# TASK PROMPT
Say how many lines in the records include the string "circle", adding no other words.

# RECORDS
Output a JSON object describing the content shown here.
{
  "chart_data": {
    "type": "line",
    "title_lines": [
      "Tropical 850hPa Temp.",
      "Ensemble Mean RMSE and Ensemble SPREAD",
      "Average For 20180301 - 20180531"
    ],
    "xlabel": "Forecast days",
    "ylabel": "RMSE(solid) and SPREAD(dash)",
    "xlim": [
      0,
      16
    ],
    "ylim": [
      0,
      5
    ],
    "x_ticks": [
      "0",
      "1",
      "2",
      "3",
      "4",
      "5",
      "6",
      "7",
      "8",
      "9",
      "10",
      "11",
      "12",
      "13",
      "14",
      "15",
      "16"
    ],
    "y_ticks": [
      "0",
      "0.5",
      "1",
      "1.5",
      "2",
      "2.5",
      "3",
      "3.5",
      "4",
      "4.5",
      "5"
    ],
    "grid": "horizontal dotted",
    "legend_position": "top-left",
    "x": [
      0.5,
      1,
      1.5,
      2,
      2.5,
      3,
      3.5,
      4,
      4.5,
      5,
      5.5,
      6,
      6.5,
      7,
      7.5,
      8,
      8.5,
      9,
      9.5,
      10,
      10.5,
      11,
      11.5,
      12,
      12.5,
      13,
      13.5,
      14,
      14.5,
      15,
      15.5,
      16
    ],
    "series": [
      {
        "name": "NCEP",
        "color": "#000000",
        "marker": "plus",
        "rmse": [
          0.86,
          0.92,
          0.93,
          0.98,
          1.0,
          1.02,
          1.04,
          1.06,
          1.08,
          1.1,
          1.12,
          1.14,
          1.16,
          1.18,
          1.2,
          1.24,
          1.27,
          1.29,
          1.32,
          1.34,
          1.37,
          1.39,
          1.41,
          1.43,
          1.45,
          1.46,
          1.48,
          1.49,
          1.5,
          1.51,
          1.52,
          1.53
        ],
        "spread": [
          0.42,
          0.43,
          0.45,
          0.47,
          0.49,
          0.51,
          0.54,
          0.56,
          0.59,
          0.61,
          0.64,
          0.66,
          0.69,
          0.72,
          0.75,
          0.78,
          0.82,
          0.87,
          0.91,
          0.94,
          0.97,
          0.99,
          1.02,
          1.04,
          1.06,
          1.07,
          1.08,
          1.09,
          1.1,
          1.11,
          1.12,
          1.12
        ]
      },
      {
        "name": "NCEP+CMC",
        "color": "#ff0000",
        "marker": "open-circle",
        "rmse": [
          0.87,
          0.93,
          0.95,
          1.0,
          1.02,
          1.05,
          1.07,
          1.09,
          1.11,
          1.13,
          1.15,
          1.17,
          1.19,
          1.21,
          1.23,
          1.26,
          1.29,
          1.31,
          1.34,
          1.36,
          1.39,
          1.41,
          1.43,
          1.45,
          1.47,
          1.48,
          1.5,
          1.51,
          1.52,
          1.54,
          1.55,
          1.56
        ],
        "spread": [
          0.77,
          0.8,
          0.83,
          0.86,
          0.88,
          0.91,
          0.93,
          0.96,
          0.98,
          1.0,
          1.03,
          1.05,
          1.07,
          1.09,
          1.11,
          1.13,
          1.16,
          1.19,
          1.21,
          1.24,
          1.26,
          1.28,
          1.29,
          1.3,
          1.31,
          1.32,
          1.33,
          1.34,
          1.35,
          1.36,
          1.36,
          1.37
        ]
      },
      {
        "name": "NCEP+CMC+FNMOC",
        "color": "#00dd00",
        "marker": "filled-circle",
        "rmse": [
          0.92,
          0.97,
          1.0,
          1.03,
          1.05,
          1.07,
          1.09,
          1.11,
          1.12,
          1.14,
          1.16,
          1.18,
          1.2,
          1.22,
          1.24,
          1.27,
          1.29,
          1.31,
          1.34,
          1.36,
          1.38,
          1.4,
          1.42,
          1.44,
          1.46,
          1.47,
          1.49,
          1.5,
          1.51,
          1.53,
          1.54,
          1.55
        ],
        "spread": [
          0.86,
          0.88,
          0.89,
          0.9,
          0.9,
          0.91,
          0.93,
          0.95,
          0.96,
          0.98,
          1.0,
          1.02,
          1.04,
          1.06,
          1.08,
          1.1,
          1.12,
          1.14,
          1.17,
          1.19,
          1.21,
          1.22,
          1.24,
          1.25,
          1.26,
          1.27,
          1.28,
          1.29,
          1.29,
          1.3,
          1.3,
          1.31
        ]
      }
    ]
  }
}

# ANSWER FOR THIS EXERCISE
2